Below is a set of entries. Reproduce exactly the lines from the one containing "Transcribe this image's" through the end, both included.
** start **
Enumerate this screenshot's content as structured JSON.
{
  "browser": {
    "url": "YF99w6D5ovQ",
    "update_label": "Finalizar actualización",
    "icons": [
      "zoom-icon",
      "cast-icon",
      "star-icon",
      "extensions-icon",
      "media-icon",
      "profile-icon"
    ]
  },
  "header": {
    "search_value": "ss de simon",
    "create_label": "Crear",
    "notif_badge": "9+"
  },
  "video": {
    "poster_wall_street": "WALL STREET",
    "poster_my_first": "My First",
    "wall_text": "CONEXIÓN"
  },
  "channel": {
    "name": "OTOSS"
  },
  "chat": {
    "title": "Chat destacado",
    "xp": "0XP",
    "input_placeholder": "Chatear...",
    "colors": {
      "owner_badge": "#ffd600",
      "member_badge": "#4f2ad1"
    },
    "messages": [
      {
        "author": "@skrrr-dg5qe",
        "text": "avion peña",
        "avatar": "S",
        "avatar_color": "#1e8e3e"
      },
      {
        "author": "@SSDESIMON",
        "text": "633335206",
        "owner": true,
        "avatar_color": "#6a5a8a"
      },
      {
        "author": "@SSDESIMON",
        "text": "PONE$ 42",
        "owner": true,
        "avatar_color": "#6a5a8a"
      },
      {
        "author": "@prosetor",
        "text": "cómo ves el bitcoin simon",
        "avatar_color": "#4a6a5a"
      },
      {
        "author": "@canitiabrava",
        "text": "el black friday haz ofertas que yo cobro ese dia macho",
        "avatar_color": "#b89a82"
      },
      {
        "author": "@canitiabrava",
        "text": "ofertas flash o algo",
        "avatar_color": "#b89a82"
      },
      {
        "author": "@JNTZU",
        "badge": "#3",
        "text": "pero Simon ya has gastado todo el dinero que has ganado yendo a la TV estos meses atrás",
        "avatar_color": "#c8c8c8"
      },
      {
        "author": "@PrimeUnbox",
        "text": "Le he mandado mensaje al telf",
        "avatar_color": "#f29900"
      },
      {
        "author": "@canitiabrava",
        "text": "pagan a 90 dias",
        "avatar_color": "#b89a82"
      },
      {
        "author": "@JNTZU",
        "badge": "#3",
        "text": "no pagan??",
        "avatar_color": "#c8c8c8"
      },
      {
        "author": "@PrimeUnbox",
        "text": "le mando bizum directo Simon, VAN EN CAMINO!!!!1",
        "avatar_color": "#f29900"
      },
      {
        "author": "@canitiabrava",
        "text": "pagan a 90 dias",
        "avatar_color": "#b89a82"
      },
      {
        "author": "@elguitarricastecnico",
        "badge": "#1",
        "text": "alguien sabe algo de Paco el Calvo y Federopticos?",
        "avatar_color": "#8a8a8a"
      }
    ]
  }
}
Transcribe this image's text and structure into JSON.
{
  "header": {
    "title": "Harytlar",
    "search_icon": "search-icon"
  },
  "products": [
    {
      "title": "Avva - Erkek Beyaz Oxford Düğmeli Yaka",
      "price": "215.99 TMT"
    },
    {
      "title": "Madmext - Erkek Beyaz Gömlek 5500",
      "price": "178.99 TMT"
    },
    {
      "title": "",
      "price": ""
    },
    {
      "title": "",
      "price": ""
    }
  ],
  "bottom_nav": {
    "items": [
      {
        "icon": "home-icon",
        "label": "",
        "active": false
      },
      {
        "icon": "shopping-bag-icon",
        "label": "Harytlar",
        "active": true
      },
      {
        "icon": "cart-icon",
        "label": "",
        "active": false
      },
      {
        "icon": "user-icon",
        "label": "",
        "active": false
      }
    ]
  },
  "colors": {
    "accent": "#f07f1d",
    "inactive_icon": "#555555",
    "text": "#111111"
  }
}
** end **
• [Output for this task]:
Transcribe this image's text and structure into JSON.
{
  "header": {
    "title": "Harytlar",
    "search_icon": "search-icon"
  },
  "products": [
    {
      "title": "Avva - Erkek Beyaz Oxford Düğmeli Yaka",
      "price": "215.99 TMT"
    },
    {
      "title": "Madmext - Erkek Beyaz Gömlek 5500",
      "price": "178.99 TMT"
    },
    {
      "title": "",
      "price": ""
    },
    {
      "title": "",
      "price": ""
    }
  ],
  "bottom_nav": {
    "items": [
      {
        "icon": "home-icon",
        "label": "",
        "active": false
      },
      {
        "icon": "shopping-bag-icon",
        "label": "Harytlar",
        "active": true
      },
      {
        "icon": "cart-icon",
        "label": "",
        "active": false
      },
      {
        "icon": "user-icon",
        "label": "",
        "active": false
      }
    ]
  },
  "colors": {
    "accent": "#f07f1d",
    "inactive_icon": "#555555",
    "text": "#111111"
  }
}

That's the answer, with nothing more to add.